• [Task brief]
Extract all lines containing "Budget".

• [Task data]
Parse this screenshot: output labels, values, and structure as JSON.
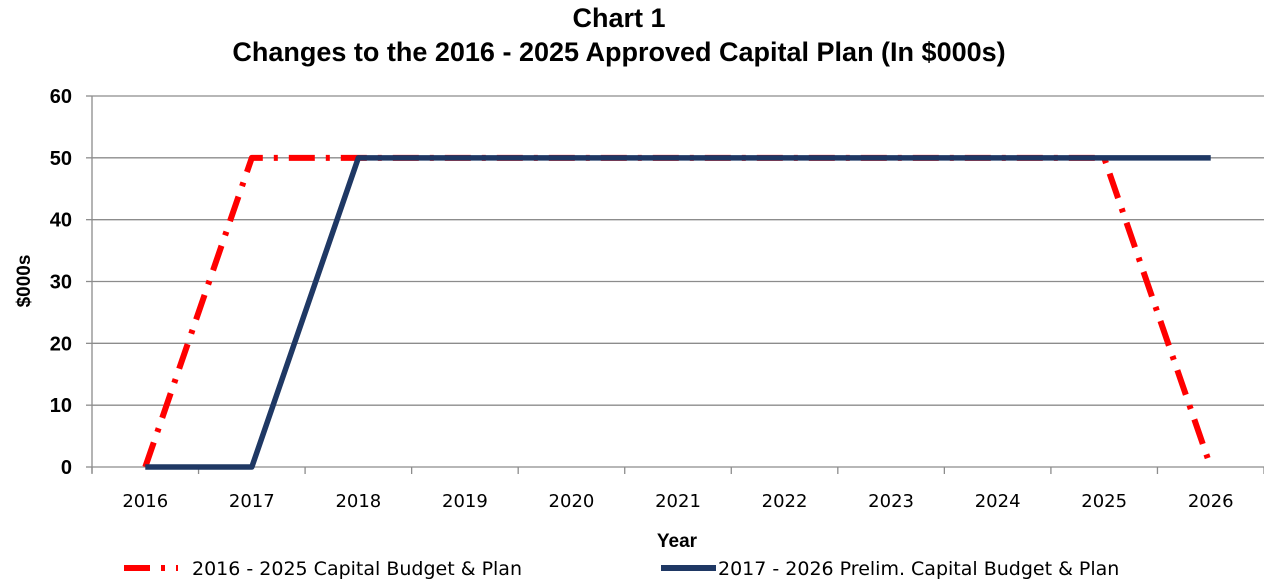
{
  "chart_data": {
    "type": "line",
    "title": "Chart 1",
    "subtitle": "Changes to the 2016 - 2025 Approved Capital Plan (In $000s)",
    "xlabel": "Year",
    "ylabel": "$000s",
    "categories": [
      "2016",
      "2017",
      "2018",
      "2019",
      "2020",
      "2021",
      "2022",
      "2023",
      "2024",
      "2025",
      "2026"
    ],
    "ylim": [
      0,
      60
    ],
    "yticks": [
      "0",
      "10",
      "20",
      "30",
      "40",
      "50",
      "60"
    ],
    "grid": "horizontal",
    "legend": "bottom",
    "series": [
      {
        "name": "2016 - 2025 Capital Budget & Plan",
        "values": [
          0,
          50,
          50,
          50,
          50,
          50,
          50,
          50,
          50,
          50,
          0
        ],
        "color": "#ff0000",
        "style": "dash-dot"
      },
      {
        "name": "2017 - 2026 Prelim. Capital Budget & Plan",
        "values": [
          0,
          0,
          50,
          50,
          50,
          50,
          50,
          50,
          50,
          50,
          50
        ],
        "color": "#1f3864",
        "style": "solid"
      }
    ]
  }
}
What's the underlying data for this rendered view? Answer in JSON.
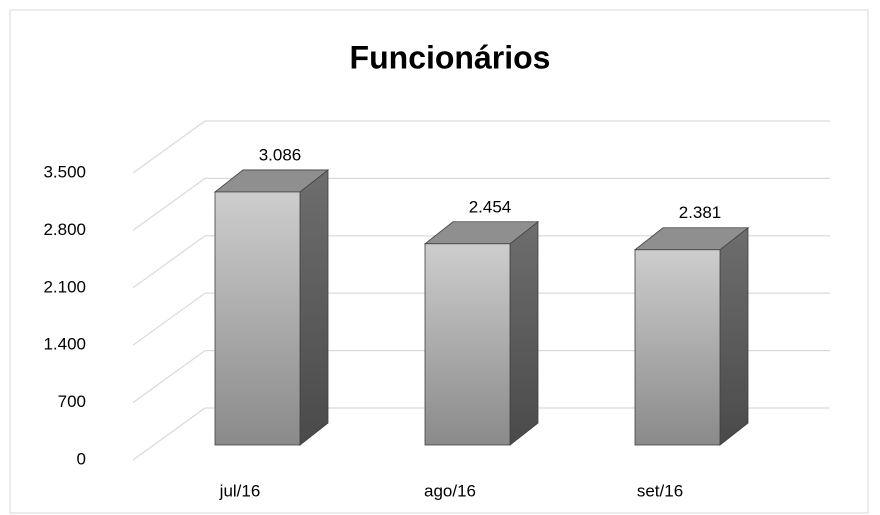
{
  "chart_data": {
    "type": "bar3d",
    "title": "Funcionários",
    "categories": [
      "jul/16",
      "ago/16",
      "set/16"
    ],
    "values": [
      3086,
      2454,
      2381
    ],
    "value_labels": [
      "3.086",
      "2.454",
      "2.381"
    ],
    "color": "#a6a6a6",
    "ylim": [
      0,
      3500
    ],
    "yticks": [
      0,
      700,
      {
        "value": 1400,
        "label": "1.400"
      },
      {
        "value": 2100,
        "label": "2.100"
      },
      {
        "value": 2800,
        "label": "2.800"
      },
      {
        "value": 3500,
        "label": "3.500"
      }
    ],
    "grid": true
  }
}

• [Result for this exercise]
        "name": "2016 - 2025 Capital Budget & Plan",
        "name": "2017 - 2026 Prelim. Capital Budget & Plan",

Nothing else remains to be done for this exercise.